▶ **Exercise inputs**:
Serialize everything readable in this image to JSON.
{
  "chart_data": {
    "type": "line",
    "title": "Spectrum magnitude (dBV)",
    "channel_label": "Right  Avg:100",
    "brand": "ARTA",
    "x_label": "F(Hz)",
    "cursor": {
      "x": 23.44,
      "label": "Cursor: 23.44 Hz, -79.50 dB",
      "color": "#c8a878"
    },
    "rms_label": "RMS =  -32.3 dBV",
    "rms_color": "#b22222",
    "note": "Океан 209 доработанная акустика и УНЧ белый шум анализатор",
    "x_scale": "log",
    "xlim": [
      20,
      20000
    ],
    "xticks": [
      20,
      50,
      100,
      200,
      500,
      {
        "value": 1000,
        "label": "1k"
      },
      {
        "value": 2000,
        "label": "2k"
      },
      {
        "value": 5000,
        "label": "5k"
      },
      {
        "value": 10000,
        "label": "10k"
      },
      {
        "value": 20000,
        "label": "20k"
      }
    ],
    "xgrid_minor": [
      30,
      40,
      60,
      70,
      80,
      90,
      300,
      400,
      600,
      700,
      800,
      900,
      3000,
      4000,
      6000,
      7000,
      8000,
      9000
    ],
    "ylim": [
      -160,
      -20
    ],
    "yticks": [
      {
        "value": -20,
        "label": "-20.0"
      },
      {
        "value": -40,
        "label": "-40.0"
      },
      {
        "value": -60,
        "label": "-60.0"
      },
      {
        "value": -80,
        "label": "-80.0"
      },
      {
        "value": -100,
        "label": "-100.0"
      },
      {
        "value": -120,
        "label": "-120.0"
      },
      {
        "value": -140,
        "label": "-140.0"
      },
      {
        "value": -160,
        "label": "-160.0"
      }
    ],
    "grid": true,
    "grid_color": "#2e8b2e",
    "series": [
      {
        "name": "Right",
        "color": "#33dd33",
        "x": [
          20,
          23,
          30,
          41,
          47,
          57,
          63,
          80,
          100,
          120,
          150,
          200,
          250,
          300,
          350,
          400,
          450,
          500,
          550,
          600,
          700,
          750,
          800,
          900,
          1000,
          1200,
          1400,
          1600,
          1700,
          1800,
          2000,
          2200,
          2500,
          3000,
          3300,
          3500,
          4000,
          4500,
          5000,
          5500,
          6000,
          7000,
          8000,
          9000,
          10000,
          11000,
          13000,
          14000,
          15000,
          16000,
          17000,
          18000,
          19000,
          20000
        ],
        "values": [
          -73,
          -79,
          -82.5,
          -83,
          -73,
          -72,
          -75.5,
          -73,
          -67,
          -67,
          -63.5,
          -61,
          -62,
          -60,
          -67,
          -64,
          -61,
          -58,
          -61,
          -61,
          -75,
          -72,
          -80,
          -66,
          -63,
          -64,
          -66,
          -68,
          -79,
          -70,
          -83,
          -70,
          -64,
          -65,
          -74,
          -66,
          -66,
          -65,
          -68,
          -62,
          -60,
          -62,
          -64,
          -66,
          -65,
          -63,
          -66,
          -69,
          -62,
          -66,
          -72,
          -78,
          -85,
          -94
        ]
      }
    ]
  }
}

▶ **Challenge**: Give the records above again, word for word.

▶ **Final result**:
Serialize everything readable in this image to JSON.
{
  "chart_data": {
    "type": "line",
    "title": "Spectrum magnitude (dBV)",
    "channel_label": "Right  Avg:100",
    "brand": "ARTA",
    "x_label": "F(Hz)",
    "cursor": {
      "x": 23.44,
      "label": "Cursor: 23.44 Hz, -79.50 dB",
      "color": "#c8a878"
    },
    "rms_label": "RMS =  -32.3 dBV",
    "rms_color": "#b22222",
    "note": "Океан 209 доработанная акустика и УНЧ белый шум анализатор",
    "x_scale": "log",
    "xlim": [
      20,
      20000
    ],
    "xticks": [
      20,
      50,
      100,
      200,
      500,
      {
        "value": 1000,
        "label": "1k"
      },
      {
        "value": 2000,
        "label": "2k"
      },
      {
        "value": 5000,
        "label": "5k"
      },
      {
        "value": 10000,
        "label": "10k"
      },
      {
        "value": 20000,
        "label": "20k"
      }
    ],
    "xgrid_minor": [
      30,
      40,
      60,
      70,
      80,
      90,
      300,
      400,
      600,
      700,
      800,
      900,
      3000,
      4000,
      6000,
      7000,
      8000,
      9000
    ],
    "ylim": [
      -160,
      -20
    ],
    "yticks": [
      {
        "value": -20,
        "label": "-20.0"
      },
      {
        "value": -40,
        "label": "-40.0"
      },
      {
        "value": -60,
        "label": "-60.0"
      },
      {
        "value": -80,
        "label": "-80.0"
      },
      {
        "value": -100,
        "label": "-100.0"
      },
      {
        "value": -120,
        "label": "-120.0"
      },
      {
        "value": -140,
        "label": "-140.0"
      },
      {
        "value": -160,
        "label": "-160.0"
      }
    ],
    "grid": true,
    "grid_color": "#2e8b2e",
    "series": [
      {
        "name": "Right",
        "color": "#33dd33",
        "x": [
          20,
          23,
          30,
          41,
          47,
          57,
          63,
          80,
          100,
          120,
          150,
          200,
          250,
          300,
          350,
          400,
          450,
          500,
          550,
          600,
          700,
          750,
          800,
          900,
          1000,
          1200,
          1400,
          1600,
          1700,
          1800,
          2000,
          2200,
          2500,
          3000,
          3300,
          3500,
          4000,
          4500,
          5000,
          5500,
          6000,
          7000,
          8000,
          9000,
          10000,
          11000,
          13000,
          14000,
          15000,
          16000,
          17000,
          18000,
          19000,
          20000
        ],
        "values": [
          -73,
          -79,
          -82.5,
          -83,
          -73,
          -72,
          -75.5,
          -73,
          -67,
          -67,
          -63.5,
          -61,
          -62,
          -60,
          -67,
          -64,
          -61,
          -58,
          -61,
          -61,
          -75,
          -72,
          -80,
          -66,
          -63,
          -64,
          -66,
          -68,
          -79,
          -70,
          -83,
          -70,
          -64,
          -65,
          -74,
          -66,
          -66,
          -65,
          -68,
          -62,
          -60,
          -62,
          -64,
          -66,
          -65,
          -63,
          -66,
          -69,
          -62,
          -66,
          -72,
          -78,
          -85,
          -94
        ]
      }
    ]
  }
}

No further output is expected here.